* **Problem description**:
Copy out the entire passage on investing in Japanese stocks, word for word.

* **Passage**:
The problems of Japanese banks are well-known, but Kaye also sees little prospect in car companies that have to deal with the risky transition to electric cars. ‘We would rather invest in suppliers, such as Nidec, the global market leader in batteries for electric cars. They have a big technological lead, and we expect most car companies to be dependent on their technology for at least the next 20 years.’

No inflation

In addition, Japan is likely to be just about the last country where inflation will ever pick up, a necessary ingredient for any long-term value rally. Investors have now also realised that a rise in global yield curves does not mean that inflation will rise structurally in Japan too. That’s why value stocks have been falling again in recent weeks, according to Kaye, who has noticed a pattern of short-lived value rallies in Japan, which occur once every few years. ‘On average, they last three or four weeks, after which prices fall again,’ he says.

Kaye therefore prefers to focus on growth companies ‘that are characterised by the fact that they are profiting from Japan’s ageing population, Asia’s growth or are [world] leaders in specific online, fintech or biotech submarkets.’

Softbank

Despite his decidedly negative outlook on the banking sector, Kaye does invest in it. With a 4.1% allocation, Softbank is also the second-largest position in his fund. But Softbank, of course, is not really a bank anymore, but primarily an investment fund. The company has been in the news in recent years mainly because of its large stakes in firms such as WeWork and Uber, and that did not always go well. In 2019, for example, the company had to write off billions on its investment in WeWork because it hadn’t realised that CEO Adam Neumann was making a mess of it. Last month, Softbank was again in the news because of the impending bankruptcy of Australian bank Greensill. https://www.cnbc.com/2021/03/08/greensill-capital-has-reportedly-filed-… This seems to indicate that top executive Masayoshi Son has learned little from the WeWork affair.

* **Rows**:

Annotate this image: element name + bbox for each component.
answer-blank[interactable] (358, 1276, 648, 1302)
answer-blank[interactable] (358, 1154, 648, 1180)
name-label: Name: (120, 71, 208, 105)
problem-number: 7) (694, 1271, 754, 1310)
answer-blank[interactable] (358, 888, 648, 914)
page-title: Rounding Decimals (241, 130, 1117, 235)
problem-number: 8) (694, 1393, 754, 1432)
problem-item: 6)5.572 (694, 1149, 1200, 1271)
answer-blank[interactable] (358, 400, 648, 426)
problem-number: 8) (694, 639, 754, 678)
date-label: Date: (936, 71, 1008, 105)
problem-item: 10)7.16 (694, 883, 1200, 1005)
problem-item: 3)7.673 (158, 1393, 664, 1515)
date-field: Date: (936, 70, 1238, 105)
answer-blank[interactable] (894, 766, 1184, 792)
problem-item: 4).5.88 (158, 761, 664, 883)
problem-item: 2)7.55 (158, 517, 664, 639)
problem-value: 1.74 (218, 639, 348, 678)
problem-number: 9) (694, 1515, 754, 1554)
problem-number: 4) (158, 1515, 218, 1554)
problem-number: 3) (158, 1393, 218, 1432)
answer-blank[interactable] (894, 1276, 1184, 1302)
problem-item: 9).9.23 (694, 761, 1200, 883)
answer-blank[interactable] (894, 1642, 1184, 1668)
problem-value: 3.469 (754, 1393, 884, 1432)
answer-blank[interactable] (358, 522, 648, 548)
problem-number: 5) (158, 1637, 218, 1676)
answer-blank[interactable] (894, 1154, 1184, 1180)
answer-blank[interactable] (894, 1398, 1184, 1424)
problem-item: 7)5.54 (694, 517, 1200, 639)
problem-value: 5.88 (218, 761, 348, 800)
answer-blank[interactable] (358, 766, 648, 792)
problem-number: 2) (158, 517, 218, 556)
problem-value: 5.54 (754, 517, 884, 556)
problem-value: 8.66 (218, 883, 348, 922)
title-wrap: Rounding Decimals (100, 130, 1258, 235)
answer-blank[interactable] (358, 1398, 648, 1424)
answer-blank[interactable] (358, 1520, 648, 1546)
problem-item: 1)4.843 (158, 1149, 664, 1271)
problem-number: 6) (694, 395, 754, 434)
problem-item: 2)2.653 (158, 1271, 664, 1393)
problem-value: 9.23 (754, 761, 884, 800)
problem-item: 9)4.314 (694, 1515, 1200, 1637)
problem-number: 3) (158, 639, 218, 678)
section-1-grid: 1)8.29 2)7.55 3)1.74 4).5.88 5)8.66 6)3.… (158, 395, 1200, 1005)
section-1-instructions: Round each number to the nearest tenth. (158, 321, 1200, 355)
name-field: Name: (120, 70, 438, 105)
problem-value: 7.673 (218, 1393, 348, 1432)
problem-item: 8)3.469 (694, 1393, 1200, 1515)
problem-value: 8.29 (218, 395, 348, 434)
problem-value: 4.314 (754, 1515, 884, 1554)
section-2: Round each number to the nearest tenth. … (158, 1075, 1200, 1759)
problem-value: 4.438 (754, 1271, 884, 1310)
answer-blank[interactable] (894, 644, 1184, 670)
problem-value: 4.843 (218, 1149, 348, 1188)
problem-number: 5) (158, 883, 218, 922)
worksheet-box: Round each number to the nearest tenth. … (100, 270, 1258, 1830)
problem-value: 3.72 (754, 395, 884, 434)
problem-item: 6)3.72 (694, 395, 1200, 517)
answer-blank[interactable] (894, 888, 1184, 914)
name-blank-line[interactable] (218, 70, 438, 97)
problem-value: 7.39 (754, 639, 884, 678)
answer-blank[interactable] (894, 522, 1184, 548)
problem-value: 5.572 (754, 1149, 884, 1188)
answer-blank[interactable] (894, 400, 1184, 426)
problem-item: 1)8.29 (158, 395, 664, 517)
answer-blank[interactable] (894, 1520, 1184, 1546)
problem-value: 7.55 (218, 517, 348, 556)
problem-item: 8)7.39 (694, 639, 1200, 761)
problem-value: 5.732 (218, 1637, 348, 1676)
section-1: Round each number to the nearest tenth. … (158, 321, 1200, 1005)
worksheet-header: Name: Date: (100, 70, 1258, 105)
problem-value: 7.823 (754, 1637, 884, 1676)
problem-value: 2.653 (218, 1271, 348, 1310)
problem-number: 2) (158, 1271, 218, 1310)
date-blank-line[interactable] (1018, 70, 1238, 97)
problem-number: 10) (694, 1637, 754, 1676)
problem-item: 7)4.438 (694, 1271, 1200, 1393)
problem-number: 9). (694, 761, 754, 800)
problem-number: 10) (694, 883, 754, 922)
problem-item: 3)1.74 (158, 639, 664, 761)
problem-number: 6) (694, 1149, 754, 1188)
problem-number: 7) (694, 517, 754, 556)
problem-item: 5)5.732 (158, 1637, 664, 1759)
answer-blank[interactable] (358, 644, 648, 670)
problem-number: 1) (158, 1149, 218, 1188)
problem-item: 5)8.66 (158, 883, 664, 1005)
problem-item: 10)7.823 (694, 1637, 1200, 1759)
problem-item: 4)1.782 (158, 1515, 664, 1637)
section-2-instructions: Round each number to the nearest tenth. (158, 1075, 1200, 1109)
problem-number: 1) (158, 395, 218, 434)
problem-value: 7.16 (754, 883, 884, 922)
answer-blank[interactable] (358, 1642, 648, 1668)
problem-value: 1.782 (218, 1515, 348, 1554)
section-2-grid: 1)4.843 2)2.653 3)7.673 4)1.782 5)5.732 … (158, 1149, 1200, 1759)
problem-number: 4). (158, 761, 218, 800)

* **Response to the exercise**:
The problems of Japanese banks are well-known, but Kaye also sees little prospect in car companies that have to deal with the risky transition to electric cars. ‘We would rather invest in suppliers, such as Nidec, the global market leader in batteries for electric cars. They have a big technological lead, and we expect most car companies to be dependent on their technology for at least the next 20 years.’

No inflation

In addition, Japan is likely to be just about the last country where inflation will ever pick up, a necessary ingredient for any long-term value rally. Investors have now also realised that a rise in global yield curves does not mean that inflation will rise structurally in Japan too. That’s why value stocks have been falling again in recent weeks, according to Kaye, who has noticed a pattern of short-lived value rallies in Japan, which occur once every few years. ‘On average, they last three or four weeks, after which prices fall again,’ he says.

Kaye therefore prefers to focus on growth companies ‘that are characterised by the fact that they are profiting from Japan’s ageing population, Asia’s growth or are [world] leaders in specific online, fintech or biotech submarkets.’

Softbank

Despite his decidedly negative outlook on the banking sector, Kaye does invest in it. With a 4.1% allocation, Softbank is also the second-largest position in his fund. But Softbank, of course, is not really a bank anymore, but primarily an investment fund. The company has been in the news in recent years mainly because of its large stakes in firms such as WeWork and Uber, and that did not always go well. In 2019, for example, the company had to write off billions on its investment in WeWork because it hadn’t realised that CEO Adam Neumann was making a mess of it. Last month, Softbank was again in the news because of the impending bankruptcy of Australian bank Greensill. https://www.cnbc.com/2021/03/08/greensill-capital-has-reportedly-filed-… This seems to indicate that top executive Masayoshi Son has learned little from the WeWork affair.